PROBLEM SET:
1: List every country named in the passage on Chinese multinationals, giving each country only once.
2: Decide whether each statement agrees with the passage on Chinese multinationals. Answer yes or no, and quote the deciding words.
(a) In 2014, more people came to the United States from China than from India.
(b) Germany withdrew its approval of the Aixtron SE purchase on security grounds.
(c) In 2015, Chinese purchases of industrial robots were about 65,000 units.
3: Rewrite the stretch of the passage on Chinese multinationals from "PLAUSIBLE DEVELOPMENTS WE" through "to foreign competitors.", and swap "G-20" out for "G-7".

TEXT PASSAGE:

Chinese government officials will support Chinese firms in foreign markets, and will act quickly to help Chinese companies facing foreign-government barriers.

  • The UK government approved a contract for Huawei to supply equipment for Britain’s telecoms infrastructure. But recently, the new prime minister, Theresa May, delayed approval of a nuclear power plant to be part-funded by Chinese investment. Xinhua, China’s official news agency, immediately commented that ditching the nuclear plant would create repercussions for Britain and British companies elsewhere.
  • Chinese takeover deals (44 each) in Germany in 2016 so far are worth more than $11.3 billion. That’s more than the previous 14 years combined. Germany’s openness to Chinese investment is changing; German government officials are trying to limit the acquisitions, reviewing proposed acquisitions more closely, and saying no to some. After Germany withdrew its approval on security grounds for a $736 million purchase of German chipmaker Aixtron SE by China’s Fujian Grand Chip Investment Fund LP. Chinese government officials immediately complained about Germany’s protectionist tendencies. German officials then complained about investment reciprocity in China, in effect saying, “We’ve always been open to foreign investment, but you haven’t been.”

Chinese and Indian immigrants are now outpacing those from Mexico in most regions of the United States. In 2014—the most recent year for which data is available—about 136,000 people came to the United States from India, about 128,000 from China, and about 123,000 from Mexico. In 2005 Mexico sent more than 10 times as many people to the United States as China, and more than six times as many as India. Workers are coming to the United States from China because Chinese corporations are expanding in the United States and because employment opportunities in China are changing. Chinese purchases of industrial robots are increasing rapidly as manufacturing labor has become more scarce and expensive. In 2010 Chinese purchases of industrial robots numbered about 15,000 units; in 2015 they were about 65,000 units; and in 2018 they are projected to be about 150,000 units.

PLAUSIBLE DEVELOPMENTS WE MIGHT SEE IN THE FUTURE

Chinese multinationals are poised to rapidly expand in all the G-20 countries. In the next ten years Chinese corporations could become the global leaders—displacing the US and European one—in many industries. Chinese multinationals could replace American multinationals as the face of global capitalism. Given recent signals of change, plausible outcomes could range from a dynamic global trade realm with Chinese multinationals acting as leaders to an ugly global business environment where governments act to support national champions and restrict the opportunities available to foreign competitors.

ENTRIES SHOWN:

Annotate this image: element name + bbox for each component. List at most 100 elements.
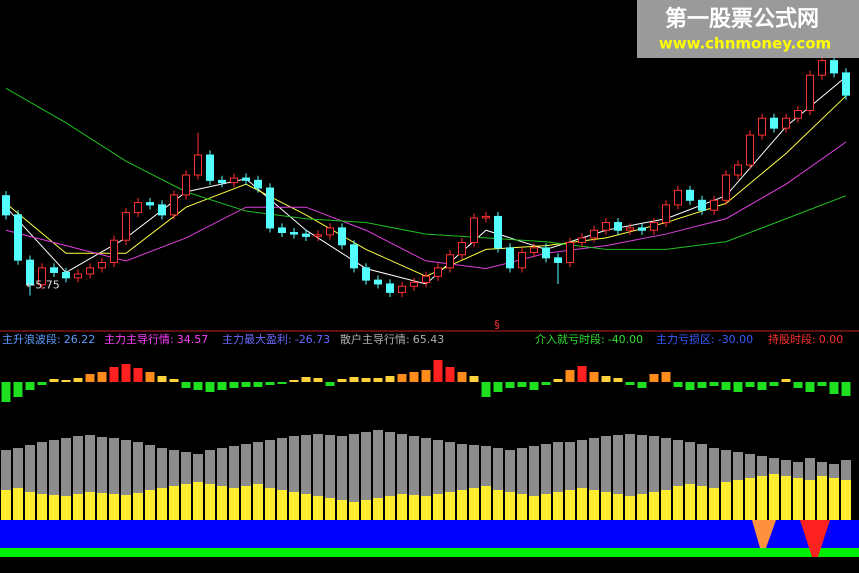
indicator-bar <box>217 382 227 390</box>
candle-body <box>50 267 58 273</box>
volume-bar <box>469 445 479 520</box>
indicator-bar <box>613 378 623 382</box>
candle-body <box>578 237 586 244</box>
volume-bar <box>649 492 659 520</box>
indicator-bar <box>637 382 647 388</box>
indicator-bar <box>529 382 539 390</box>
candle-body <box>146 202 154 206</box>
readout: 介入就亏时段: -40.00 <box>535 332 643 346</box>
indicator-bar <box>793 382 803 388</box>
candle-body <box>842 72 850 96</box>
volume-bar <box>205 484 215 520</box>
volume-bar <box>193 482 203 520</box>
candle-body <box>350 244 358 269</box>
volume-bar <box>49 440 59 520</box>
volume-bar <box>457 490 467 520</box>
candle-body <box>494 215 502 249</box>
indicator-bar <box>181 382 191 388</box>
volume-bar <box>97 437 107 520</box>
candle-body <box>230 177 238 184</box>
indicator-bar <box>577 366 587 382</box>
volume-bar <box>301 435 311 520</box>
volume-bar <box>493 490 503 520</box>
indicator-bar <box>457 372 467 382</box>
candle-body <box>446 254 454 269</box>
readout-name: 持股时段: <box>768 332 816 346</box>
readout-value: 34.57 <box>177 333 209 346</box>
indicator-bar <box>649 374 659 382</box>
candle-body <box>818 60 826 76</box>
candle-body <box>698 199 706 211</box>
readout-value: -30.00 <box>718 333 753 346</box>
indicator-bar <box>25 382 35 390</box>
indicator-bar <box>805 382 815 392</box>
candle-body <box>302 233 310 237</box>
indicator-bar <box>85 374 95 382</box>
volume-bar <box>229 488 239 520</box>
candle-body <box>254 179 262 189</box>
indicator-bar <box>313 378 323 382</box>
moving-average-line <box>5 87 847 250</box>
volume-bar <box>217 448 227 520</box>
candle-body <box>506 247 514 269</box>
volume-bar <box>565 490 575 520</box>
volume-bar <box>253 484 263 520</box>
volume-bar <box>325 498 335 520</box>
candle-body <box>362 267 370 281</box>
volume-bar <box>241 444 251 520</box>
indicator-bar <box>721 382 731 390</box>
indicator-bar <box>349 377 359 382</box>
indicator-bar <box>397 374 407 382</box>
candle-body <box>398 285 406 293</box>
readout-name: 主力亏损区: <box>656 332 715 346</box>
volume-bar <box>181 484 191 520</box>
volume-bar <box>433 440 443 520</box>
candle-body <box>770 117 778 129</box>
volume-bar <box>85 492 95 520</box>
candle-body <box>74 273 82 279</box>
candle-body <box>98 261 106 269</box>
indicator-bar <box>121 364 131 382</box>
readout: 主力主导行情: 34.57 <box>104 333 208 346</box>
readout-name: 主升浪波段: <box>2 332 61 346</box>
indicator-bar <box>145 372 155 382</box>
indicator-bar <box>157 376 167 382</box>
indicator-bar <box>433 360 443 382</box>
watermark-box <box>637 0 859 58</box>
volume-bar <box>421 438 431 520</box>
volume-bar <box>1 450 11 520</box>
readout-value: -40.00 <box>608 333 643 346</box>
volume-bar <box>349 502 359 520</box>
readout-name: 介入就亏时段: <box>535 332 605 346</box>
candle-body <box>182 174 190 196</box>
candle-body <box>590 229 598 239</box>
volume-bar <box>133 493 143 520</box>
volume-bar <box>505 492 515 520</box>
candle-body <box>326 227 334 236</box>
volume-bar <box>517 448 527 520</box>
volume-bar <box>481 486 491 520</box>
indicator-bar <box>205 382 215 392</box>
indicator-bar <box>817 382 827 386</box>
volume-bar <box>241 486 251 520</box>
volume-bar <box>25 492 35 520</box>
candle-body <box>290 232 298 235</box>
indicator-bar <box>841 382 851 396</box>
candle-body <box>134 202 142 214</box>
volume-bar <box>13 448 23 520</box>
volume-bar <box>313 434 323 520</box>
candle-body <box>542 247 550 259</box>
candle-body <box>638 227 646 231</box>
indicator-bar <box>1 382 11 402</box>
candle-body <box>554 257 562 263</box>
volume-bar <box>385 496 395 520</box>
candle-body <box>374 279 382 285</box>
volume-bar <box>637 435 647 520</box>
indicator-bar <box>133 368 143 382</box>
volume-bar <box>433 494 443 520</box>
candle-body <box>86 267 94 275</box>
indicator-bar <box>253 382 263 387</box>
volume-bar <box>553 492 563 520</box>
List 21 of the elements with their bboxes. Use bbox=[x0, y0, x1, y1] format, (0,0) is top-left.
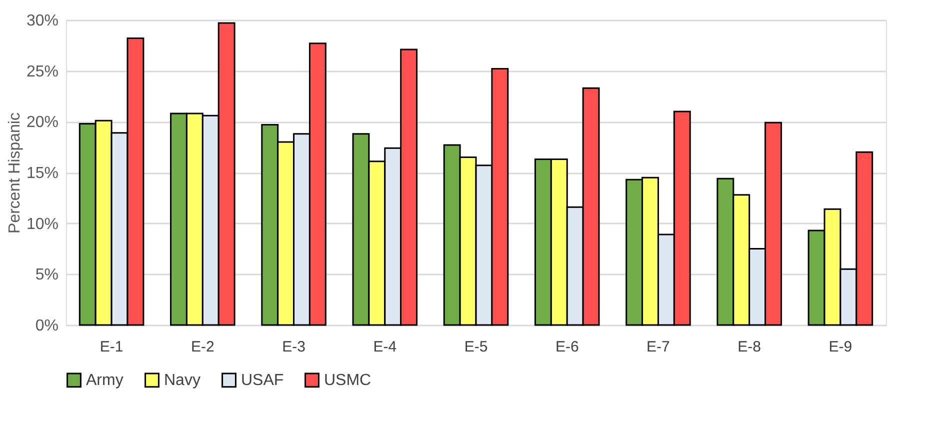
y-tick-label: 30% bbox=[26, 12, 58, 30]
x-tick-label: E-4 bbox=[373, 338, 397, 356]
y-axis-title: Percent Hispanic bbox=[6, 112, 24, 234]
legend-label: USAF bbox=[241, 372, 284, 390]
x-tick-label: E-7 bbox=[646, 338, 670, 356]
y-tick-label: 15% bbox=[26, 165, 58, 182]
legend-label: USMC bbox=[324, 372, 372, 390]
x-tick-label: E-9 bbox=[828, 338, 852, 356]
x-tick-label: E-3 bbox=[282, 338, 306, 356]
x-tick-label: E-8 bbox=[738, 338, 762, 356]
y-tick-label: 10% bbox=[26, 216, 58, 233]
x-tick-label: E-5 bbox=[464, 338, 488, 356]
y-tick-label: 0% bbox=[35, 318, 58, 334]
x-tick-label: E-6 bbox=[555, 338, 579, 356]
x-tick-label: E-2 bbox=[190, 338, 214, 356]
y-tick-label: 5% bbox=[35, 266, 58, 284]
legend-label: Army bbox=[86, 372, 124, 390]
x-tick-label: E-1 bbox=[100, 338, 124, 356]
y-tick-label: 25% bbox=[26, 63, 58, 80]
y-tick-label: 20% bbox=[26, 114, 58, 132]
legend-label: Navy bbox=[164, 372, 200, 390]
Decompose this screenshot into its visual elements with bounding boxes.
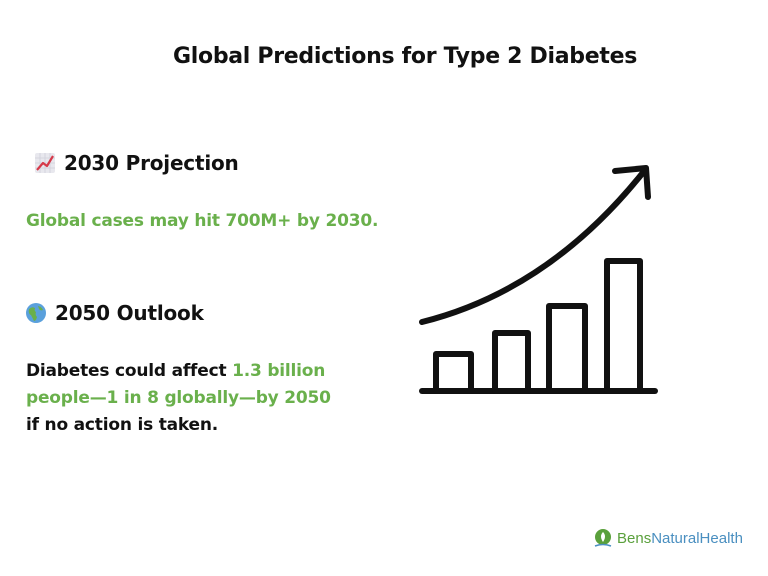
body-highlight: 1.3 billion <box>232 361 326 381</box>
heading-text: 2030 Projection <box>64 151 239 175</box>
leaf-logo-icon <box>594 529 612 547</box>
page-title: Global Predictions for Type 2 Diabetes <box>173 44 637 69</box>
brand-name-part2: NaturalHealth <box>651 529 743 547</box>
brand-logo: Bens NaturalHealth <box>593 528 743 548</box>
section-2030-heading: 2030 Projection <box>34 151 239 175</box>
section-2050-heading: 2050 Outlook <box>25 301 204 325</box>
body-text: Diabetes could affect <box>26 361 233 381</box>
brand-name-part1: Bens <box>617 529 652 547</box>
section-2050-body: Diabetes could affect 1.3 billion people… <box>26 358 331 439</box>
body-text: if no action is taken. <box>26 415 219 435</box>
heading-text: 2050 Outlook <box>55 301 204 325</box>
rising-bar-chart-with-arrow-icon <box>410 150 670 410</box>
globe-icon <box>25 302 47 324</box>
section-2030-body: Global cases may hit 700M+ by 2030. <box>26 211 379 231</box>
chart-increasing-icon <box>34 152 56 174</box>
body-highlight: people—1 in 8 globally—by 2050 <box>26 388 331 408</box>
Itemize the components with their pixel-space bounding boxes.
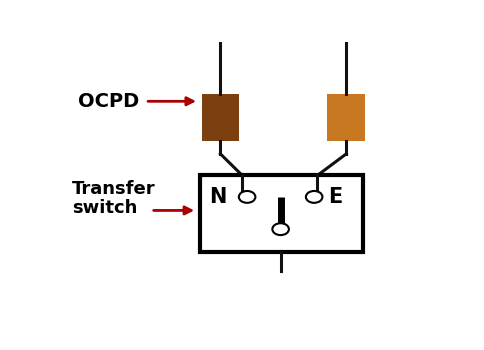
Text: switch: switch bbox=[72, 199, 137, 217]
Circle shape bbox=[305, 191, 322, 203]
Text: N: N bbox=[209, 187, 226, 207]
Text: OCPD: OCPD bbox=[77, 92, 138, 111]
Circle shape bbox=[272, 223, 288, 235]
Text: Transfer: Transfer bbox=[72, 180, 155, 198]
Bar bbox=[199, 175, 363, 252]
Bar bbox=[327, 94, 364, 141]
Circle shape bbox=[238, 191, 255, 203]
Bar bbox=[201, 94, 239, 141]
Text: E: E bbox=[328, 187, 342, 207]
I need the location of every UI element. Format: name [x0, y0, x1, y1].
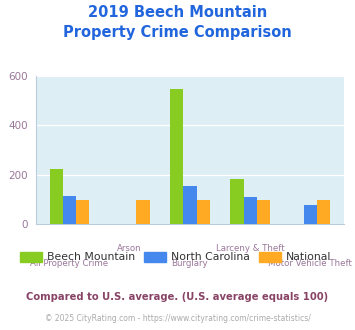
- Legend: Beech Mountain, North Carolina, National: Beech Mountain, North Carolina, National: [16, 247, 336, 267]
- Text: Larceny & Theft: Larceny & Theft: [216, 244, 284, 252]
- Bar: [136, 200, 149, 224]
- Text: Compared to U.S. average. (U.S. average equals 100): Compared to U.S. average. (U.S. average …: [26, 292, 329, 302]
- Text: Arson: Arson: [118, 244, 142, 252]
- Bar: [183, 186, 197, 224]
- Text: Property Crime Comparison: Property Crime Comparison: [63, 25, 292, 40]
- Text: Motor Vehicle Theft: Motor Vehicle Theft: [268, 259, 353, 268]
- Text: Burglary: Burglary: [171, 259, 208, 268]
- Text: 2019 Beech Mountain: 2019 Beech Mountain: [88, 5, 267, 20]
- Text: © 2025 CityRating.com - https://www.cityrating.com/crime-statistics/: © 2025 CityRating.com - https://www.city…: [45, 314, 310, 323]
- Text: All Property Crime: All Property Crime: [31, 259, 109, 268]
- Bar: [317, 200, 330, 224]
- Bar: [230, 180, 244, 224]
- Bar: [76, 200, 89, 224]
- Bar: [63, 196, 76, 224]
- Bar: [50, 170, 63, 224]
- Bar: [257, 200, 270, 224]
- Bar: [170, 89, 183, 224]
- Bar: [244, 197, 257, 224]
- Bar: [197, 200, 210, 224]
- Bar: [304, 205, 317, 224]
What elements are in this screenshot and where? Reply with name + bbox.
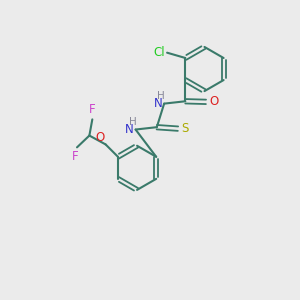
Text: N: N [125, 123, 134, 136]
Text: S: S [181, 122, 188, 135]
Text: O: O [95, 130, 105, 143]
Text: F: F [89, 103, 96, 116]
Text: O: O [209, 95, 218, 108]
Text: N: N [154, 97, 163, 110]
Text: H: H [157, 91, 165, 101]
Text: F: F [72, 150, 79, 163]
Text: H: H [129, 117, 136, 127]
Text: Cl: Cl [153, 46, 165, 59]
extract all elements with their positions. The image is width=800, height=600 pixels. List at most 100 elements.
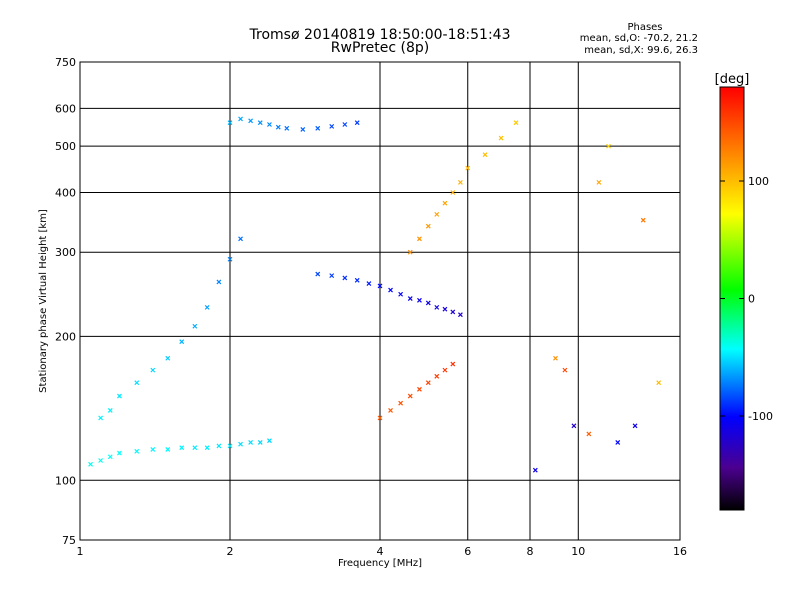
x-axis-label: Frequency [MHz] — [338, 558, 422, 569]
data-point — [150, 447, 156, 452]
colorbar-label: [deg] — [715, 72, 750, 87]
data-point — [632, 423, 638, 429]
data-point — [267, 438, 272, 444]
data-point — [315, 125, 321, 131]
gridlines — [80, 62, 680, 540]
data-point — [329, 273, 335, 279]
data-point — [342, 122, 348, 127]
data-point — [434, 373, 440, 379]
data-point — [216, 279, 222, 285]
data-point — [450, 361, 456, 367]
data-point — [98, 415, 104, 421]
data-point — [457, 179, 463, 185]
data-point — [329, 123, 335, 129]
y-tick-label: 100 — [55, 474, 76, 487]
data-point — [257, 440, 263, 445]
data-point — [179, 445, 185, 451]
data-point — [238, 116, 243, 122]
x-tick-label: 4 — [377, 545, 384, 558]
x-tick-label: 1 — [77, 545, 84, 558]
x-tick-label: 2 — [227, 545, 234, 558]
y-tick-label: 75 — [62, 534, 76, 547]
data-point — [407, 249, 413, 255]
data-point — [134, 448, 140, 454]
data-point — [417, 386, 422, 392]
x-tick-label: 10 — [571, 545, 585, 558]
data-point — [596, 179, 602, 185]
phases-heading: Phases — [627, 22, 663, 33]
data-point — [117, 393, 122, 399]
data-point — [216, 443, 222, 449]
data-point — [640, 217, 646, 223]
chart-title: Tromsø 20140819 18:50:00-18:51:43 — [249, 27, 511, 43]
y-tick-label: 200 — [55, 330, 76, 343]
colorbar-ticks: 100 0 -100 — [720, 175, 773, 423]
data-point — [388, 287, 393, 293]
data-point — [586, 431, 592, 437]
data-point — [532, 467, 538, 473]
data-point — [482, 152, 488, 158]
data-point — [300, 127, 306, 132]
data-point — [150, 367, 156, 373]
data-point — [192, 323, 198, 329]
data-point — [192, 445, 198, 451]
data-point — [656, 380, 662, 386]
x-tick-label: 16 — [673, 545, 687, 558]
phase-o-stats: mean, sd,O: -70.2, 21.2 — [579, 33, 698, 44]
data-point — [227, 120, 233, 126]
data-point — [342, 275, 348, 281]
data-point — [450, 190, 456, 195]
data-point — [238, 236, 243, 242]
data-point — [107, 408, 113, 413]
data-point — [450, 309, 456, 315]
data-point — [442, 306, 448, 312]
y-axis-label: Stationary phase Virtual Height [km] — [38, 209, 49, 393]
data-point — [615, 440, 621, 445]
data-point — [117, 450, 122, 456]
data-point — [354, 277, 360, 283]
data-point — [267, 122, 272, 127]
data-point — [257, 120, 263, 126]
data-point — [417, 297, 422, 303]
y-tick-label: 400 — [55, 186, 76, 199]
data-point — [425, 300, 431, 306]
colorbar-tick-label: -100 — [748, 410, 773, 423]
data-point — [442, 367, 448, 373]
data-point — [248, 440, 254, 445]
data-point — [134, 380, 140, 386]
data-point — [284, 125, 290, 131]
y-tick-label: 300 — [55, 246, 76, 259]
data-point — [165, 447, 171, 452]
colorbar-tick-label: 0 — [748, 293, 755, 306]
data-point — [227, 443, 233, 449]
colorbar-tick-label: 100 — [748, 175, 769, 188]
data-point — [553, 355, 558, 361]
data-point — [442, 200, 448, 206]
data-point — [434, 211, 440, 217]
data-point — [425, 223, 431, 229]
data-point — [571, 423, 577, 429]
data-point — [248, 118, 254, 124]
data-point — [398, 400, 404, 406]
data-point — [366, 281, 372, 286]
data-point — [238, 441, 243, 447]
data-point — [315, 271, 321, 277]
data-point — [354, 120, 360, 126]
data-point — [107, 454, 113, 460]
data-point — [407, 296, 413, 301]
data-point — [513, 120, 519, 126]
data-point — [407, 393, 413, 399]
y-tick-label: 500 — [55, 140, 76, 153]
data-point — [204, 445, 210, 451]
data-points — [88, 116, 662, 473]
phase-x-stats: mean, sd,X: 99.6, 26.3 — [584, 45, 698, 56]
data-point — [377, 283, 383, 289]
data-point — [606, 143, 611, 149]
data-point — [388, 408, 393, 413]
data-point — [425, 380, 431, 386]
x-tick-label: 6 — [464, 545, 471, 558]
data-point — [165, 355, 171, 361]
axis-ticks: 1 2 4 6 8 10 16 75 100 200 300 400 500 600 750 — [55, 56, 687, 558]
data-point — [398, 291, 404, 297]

WORKED SOLUTIONS:
1: China, the United Kingdom (Britain), Germany, the United States, India, Mexico

2:
(a) No: "about 136,000 people came to the United States from India, about 128,000 from China"
(b) Yes: "Germany withdrew its approval on security grounds for a $736 million purchase of German chipmaker Aixtron SE"
(c) Yes: "in 2015 they were about 65,000 units"

3:
PLAUSIBLE DEVELOPMENTS WE MIGHT SEE IN THE FUTURE

Chinese multinationals are poised to rapidly expand in all the G-7 countries. In the next ten years Chinese corporations could become the global leaders—displacing the US and European one—in many industries. Chinese multinationals could replace American multinationals as the face of global capitalism. Given recent signals of change, plausible outcomes could range from a dynamic global trade realm with Chinese multinationals acting as leaders to an ugly global business environment where governments act to support national champions and restrict the opportunities available to foreign competitors.